▸ EXERCISE PROMPT:
Each record below should be repeated precisely as written.

Collected data:
※
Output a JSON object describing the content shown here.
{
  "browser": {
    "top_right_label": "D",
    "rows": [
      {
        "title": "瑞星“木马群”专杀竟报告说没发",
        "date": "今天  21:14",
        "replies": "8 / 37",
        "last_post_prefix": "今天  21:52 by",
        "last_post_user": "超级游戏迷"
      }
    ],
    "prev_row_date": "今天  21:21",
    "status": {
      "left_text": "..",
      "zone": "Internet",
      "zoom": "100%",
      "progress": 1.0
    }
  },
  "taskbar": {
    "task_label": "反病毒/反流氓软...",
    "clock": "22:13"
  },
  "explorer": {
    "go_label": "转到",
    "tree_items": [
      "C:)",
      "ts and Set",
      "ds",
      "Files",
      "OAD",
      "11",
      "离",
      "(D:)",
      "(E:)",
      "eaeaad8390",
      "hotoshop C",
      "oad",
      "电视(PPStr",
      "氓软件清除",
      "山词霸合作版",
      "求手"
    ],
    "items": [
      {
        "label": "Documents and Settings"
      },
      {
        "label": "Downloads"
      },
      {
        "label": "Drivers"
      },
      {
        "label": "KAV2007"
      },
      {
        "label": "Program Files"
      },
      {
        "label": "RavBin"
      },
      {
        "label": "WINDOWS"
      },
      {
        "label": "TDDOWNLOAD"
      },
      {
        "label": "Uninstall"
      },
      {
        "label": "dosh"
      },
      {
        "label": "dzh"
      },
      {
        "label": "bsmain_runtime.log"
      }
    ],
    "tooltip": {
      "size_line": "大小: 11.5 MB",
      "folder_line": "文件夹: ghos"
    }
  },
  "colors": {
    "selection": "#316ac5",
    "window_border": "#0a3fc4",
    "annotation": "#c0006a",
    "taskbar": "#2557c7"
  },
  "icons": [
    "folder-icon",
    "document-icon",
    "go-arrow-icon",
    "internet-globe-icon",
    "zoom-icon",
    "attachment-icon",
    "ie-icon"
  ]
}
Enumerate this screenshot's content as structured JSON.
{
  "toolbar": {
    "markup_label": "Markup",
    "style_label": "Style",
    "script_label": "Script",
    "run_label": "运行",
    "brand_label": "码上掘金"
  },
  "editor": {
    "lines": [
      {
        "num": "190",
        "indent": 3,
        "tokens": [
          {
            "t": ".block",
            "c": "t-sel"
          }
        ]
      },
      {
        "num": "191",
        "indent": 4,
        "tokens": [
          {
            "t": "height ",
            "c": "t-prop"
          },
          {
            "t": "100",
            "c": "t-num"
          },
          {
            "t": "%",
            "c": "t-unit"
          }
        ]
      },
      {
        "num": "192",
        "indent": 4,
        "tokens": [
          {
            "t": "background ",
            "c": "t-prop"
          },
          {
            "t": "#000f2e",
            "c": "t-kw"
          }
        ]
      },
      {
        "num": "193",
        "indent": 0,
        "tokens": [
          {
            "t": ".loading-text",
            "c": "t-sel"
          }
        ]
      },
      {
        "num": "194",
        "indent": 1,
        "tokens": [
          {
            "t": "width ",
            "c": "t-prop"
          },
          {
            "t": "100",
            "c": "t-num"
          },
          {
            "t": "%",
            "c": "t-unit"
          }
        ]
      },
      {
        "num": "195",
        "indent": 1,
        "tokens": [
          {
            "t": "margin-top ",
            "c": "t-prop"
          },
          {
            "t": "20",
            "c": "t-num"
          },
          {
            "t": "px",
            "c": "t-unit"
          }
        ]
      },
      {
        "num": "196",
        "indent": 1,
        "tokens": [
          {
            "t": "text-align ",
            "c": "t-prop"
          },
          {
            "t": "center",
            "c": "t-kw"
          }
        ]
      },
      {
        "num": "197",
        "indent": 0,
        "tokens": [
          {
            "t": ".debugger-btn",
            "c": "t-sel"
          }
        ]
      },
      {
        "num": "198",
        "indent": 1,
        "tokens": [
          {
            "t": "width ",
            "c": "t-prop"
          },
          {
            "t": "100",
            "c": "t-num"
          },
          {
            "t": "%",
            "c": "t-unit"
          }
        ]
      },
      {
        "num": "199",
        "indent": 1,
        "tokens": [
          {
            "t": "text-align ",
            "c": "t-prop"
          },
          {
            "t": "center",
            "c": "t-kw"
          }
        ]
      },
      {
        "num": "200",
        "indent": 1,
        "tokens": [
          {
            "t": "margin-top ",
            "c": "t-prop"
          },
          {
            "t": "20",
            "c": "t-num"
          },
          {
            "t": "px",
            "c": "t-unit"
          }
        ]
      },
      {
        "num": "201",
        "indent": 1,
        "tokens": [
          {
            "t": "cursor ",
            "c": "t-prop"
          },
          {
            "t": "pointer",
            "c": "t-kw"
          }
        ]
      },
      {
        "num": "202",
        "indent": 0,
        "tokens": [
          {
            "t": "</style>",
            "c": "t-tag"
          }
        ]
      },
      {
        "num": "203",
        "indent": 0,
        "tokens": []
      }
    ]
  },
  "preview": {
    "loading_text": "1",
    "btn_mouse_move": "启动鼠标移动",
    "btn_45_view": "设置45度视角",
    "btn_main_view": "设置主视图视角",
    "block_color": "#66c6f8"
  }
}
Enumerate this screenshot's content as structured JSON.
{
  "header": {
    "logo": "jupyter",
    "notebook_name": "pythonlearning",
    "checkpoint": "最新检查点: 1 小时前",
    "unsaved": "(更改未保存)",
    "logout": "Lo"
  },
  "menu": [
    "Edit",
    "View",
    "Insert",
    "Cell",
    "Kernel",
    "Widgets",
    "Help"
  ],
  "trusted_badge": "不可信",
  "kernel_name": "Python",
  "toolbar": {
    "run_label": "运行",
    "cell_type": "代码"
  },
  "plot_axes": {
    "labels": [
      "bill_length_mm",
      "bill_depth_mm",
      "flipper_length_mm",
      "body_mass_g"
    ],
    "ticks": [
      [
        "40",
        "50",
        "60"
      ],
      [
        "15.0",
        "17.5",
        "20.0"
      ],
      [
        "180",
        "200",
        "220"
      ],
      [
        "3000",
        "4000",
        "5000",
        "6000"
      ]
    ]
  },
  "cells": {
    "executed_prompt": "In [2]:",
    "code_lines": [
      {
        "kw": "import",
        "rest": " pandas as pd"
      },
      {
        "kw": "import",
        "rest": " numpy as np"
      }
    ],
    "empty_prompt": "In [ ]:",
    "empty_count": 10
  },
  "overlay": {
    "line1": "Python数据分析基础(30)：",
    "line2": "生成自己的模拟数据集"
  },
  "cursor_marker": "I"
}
※
▸ WORKED ANSWER:
Output a JSON object describing the content shown here.
{
  "browser": {
    "top_right_label": "D",
    "rows": [
      {
        "title": "瑞星“木马群”专杀竟报告说没发",
        "date": "今天  21:14",
        "replies": "8 / 37",
        "last_post_prefix": "今天  21:52 by",
        "last_post_user": "超级游戏迷"
      }
    ],
    "prev_row_date": "今天  21:21",
    "status": {
      "left_text": "..",
      "zone": "Internet",
      "zoom": "100%",
      "progress": 1.0
    }
  },
  "taskbar": {
    "task_label": "反病毒/反流氓软...",
    "clock": "22:13"
  },
  "explorer": {
    "go_label": "转到",
    "tree_items": [
      "C:)",
      "ts and Set",
      "ds",
      "Files",
      "OAD",
      "11",
      "离",
      "(D:)",
      "(E:)",
      "eaeaad8390",
      "hotoshop C",
      "oad",
      "电视(PPStr",
      "氓软件清除",
      "山词霸合作版",
      "求手"
    ],
    "items": [
      {
        "label": "Documents and Settings"
      },
      {
        "label": "Downloads"
      },
      {
        "label": "Drivers"
      },
      {
        "label": "KAV2007"
      },
      {
        "label": "Program Files"
      },
      {
        "label": "RavBin"
      },
      {
        "label": "WINDOWS"
      },
      {
        "label": "TDDOWNLOAD"
      },
      {
        "label": "Uninstall"
      },
      {
        "label": "dosh"
      },
      {
        "label": "dzh"
      },
      {
        "label": "bsmain_runtime.log"
      }
    ],
    "tooltip": {
      "size_line": "大小: 11.5 MB",
      "folder_line": "文件夹: ghos"
    }
  },
  "colors": {
    "selection": "#316ac5",
    "window_border": "#0a3fc4",
    "annotation": "#c0006a",
    "taskbar": "#2557c7"
  },
  "icons": [
    "folder-icon",
    "document-icon",
    "go-arrow-icon",
    "internet-globe-icon",
    "zoom-icon",
    "attachment-icon",
    "ie-icon"
  ]
}
Enumerate this screenshot's content as structured JSON.
{
  "toolbar": {
    "markup_label": "Markup",
    "style_label": "Style",
    "script_label": "Script",
    "run_label": "运行",
    "brand_label": "码上掘金"
  },
  "editor": {
    "lines": [
      {
        "num": "190",
        "indent": 3,
        "tokens": [
          {
            "t": ".block",
            "c": "t-sel"
          }
        ]
      },
      {
        "num": "191",
        "indent": 4,
        "tokens": [
          {
            "t": "height ",
            "c": "t-prop"
          },
          {
            "t": "100",
            "c": "t-num"
          },
          {
            "t": "%",
            "c": "t-unit"
          }
        ]
      },
      {
        "num": "192",
        "indent": 4,
        "tokens": [
          {
            "t": "background ",
            "c": "t-prop"
          },
          {
            "t": "#000f2e",
            "c": "t-kw"
          }
        ]
      },
      {
        "num": "193",
        "indent": 0,
        "tokens": [
          {
            "t": ".loading-text",
            "c": "t-sel"
          }
        ]
      },
      {
        "num": "194",
        "indent": 1,
        "tokens": [
          {
            "t": "width ",
            "c": "t-prop"
          },
          {
            "t": "100",
            "c": "t-num"
          },
          {
            "t": "%",
            "c": "t-unit"
          }
        ]
      },
      {
        "num": "195",
        "indent": 1,
        "tokens": [
          {
            "t": "margin-top ",
            "c": "t-prop"
          },
          {
            "t": "20",
            "c": "t-num"
          },
          {
            "t": "px",
            "c": "t-unit"
          }
        ]
      },
      {
        "num": "196",
        "indent": 1,
        "tokens": [
          {
            "t": "text-align ",
            "c": "t-prop"
          },
          {
            "t": "center",
            "c": "t-kw"
          }
        ]
      },
      {
        "num": "197",
        "indent": 0,
        "tokens": [
          {
            "t": ".debugger-btn",
            "c": "t-sel"
          }
        ]
      },
      {
        "num": "198",
        "indent": 1,
        "tokens": [
          {
            "t": "width ",
            "c": "t-prop"
          },
          {
            "t": "100",
            "c": "t-num"
          },
          {
            "t": "%",
            "c": "t-unit"
          }
        ]
      },
      {
        "num": "199",
        "indent": 1,
        "tokens": [
          {
            "t": "text-align ",
            "c": "t-prop"
          },
          {
            "t": "center",
            "c": "t-kw"
          }
        ]
      },
      {
        "num": "200",
        "indent": 1,
        "tokens": [
          {
            "t": "margin-top ",
            "c": "t-prop"
          },
          {
            "t": "20",
            "c": "t-num"
          },
          {
            "t": "px",
            "c": "t-unit"
          }
        ]
      },
      {
        "num": "201",
        "indent": 1,
        "tokens": [
          {
            "t": "cursor ",
            "c": "t-prop"
          },
          {
            "t": "pointer",
            "c": "t-kw"
          }
        ]
      },
      {
        "num": "202",
        "indent": 0,
        "tokens": [
          {
            "t": "</style>",
            "c": "t-tag"
          }
        ]
      },
      {
        "num": "203",
        "indent": 0,
        "tokens": []
      }
    ]
  },
  "preview": {
    "loading_text": "1",
    "btn_mouse_move": "启动鼠标移动",
    "btn_45_view": "设置45度视角",
    "btn_main_view": "设置主视图视角",
    "block_color": "#66c6f8"
  }
}
Enumerate this screenshot's content as structured JSON.
{
  "header": {
    "logo": "jupyter",
    "notebook_name": "pythonlearning",
    "checkpoint": "最新检查点: 1 小时前",
    "unsaved": "(更改未保存)",
    "logout": "Lo"
  },
  "menu": [
    "Edit",
    "View",
    "Insert",
    "Cell",
    "Kernel",
    "Widgets",
    "Help"
  ],
  "trusted_badge": "不可信",
  "kernel_name": "Python",
  "toolbar": {
    "run_label": "运行",
    "cell_type": "代码"
  },
  "plot_axes": {
    "labels": [
      "bill_length_mm",
      "bill_depth_mm",
      "flipper_length_mm",
      "body_mass_g"
    ],
    "ticks": [
      [
        "40",
        "50",
        "60"
      ],
      [
        "15.0",
        "17.5",
        "20.0"
      ],
      [
        "180",
        "200",
        "220"
      ],
      [
        "3000",
        "4000",
        "5000",
        "6000"
      ]
    ]
  },
  "cells": {
    "executed_prompt": "In [2]:",
    "code_lines": [
      {
        "kw": "import",
        "rest": " pandas as pd"
      },
      {
        "kw": "import",
        "rest": " numpy as np"
      }
    ],
    "empty_prompt": "In [ ]:",
    "empty_count": 10
  },
  "overlay": {
    "line1": "Python数据分析基础(30)：",
    "line2": "生成自己的模拟数据集"
  },
  "cursor_marker": "I"
}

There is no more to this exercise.